Task prompt:
Extract each line of the data and write it out again exactly.

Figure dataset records
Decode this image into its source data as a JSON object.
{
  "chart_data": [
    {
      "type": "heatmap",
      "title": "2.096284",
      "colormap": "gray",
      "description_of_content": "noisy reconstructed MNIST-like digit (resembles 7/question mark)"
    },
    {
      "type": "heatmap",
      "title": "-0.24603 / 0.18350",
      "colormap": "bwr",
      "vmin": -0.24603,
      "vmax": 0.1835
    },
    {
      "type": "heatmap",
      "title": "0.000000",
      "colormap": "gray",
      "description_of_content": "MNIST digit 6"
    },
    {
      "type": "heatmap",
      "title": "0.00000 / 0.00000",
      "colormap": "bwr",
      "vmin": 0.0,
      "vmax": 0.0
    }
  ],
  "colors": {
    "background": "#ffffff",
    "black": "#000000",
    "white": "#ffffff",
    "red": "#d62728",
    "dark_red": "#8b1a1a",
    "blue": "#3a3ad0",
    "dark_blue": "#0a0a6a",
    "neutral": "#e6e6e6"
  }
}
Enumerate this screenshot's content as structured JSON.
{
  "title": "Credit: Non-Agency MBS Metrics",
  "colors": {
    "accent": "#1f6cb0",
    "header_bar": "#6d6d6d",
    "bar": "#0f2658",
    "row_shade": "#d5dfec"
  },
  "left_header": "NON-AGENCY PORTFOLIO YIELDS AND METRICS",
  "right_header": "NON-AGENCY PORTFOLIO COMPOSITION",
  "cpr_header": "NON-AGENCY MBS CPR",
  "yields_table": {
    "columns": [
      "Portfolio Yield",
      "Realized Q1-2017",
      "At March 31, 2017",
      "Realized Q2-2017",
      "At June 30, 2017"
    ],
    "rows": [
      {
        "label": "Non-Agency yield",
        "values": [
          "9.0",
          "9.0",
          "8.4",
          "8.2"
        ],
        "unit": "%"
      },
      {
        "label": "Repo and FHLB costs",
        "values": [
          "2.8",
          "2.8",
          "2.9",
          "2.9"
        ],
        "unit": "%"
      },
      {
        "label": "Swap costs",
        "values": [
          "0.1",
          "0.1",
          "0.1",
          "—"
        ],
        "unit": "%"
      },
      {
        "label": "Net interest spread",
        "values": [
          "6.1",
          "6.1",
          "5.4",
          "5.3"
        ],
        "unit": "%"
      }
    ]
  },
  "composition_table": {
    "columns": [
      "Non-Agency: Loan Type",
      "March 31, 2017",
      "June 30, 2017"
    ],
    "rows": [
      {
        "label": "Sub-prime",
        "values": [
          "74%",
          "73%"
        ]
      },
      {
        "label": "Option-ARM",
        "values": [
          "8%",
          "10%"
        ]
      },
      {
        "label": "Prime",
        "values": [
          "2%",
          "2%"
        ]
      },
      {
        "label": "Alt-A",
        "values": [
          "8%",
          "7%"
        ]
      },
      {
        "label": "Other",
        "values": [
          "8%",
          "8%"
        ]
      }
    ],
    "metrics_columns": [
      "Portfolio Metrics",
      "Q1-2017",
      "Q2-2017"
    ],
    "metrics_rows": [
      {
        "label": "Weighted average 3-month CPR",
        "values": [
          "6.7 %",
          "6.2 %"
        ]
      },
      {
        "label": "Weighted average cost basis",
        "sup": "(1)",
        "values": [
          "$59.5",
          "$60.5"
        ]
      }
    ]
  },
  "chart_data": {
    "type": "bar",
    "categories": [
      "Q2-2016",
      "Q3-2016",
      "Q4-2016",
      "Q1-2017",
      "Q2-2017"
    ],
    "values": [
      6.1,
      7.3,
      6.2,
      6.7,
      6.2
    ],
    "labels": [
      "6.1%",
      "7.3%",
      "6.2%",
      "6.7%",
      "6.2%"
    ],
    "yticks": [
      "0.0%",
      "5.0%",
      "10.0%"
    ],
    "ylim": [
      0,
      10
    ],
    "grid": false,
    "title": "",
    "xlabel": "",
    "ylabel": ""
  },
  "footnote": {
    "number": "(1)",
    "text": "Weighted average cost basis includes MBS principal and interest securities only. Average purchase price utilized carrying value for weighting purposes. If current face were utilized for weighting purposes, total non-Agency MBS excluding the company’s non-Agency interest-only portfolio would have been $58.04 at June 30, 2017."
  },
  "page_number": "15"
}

Correct output:
Decode this image into its source data as a JSON object.
{
  "chart_data": [
    {
      "type": "heatmap",
      "title": "2.096284",
      "colormap": "gray",
      "description_of_content": "noisy reconstructed MNIST-like digit (resembles 7/question mark)"
    },
    {
      "type": "heatmap",
      "title": "-0.24603 / 0.18350",
      "colormap": "bwr",
      "vmin": -0.24603,
      "vmax": 0.1835
    },
    {
      "type": "heatmap",
      "title": "0.000000",
      "colormap": "gray",
      "description_of_content": "MNIST digit 6"
    },
    {
      "type": "heatmap",
      "title": "0.00000 / 0.00000",
      "colormap": "bwr",
      "vmin": 0.0,
      "vmax": 0.0
    }
  ],
  "colors": {
    "background": "#ffffff",
    "black": "#000000",
    "white": "#ffffff",
    "red": "#d62728",
    "dark_red": "#8b1a1a",
    "blue": "#3a3ad0",
    "dark_blue": "#0a0a6a",
    "neutral": "#e6e6e6"
  }
}
Enumerate this screenshot's content as structured JSON.
{
  "title": "Credit: Non-Agency MBS Metrics",
  "colors": {
    "accent": "#1f6cb0",
    "header_bar": "#6d6d6d",
    "bar": "#0f2658",
    "row_shade": "#d5dfec"
  },
  "left_header": "NON-AGENCY PORTFOLIO YIELDS AND METRICS",
  "right_header": "NON-AGENCY PORTFOLIO COMPOSITION",
  "cpr_header": "NON-AGENCY MBS CPR",
  "yields_table": {
    "columns": [
      "Portfolio Yield",
      "Realized Q1-2017",
      "At March 31, 2017",
      "Realized Q2-2017",
      "At June 30, 2017"
    ],
    "rows": [
      {
        "label": "Non-Agency yield",
        "values": [
          "9.0",
          "9.0",
          "8.4",
          "8.2"
        ],
        "unit": "%"
      },
      {
        "label": "Repo and FHLB costs",
        "values": [
          "2.8",
          "2.8",
          "2.9",
          "2.9"
        ],
        "unit": "%"
      },
      {
        "label": "Swap costs",
        "values": [
          "0.1",
          "0.1",
          "0.1",
          "—"
        ],
        "unit": "%"
      },
      {
        "label": "Net interest spread",
        "values": [
          "6.1",
          "6.1",
          "5.4",
          "5.3"
        ],
        "unit": "%"
      }
    ]
  },
  "composition_table": {
    "columns": [
      "Non-Agency: Loan Type",
      "March 31, 2017",
      "June 30, 2017"
    ],
    "rows": [
      {
        "label": "Sub-prime",
        "values": [
          "74%",
          "73%"
        ]
      },
      {
        "label": "Option-ARM",
        "values": [
          "8%",
          "10%"
        ]
      },
      {
        "label": "Prime",
        "values": [
          "2%",
          "2%"
        ]
      },
      {
        "label": "Alt-A",
        "values": [
          "8%",
          "7%"
        ]
      },
      {
        "label": "Other",
        "values": [
          "8%",
          "8%"
        ]
      }
    ],
    "metrics_columns": [
      "Portfolio Metrics",
      "Q1-2017",
      "Q2-2017"
    ],
    "metrics_rows": [
      {
        "label": "Weighted average 3-month CPR",
        "values": [
          "6.7 %",
          "6.2 %"
        ]
      },
      {
        "label": "Weighted average cost basis",
        "sup": "(1)",
        "values": [
          "$59.5",
          "$60.5"
        ]
      }
    ]
  },
  "chart_data": {
    "type": "bar",
    "categories": [
      "Q2-2016",
      "Q3-2016",
      "Q4-2016",
      "Q1-2017",
      "Q2-2017"
    ],
    "values": [
      6.1,
      7.3,
      6.2,
      6.7,
      6.2
    ],
    "labels": [
      "6.1%",
      "7.3%",
      "6.2%",
      "6.7%",
      "6.2%"
    ],
    "yticks": [
      "0.0%",
      "5.0%",
      "10.0%"
    ],
    "ylim": [
      0,
      10
    ],
    "grid": false,
    "title": "",
    "xlabel": "",
    "ylabel": ""
  },
  "footnote": {
    "number": "(1)",
    "text": "Weighted average cost basis includes MBS principal and interest securities only. Average purchase price utilized carrying value for weighting purposes. If current face were utilized for weighting purposes, total non-Agency MBS excluding the company’s non-Agency interest-only portfolio would have been $58.04 at June 30, 2017."
  },
  "page_number": "15"
}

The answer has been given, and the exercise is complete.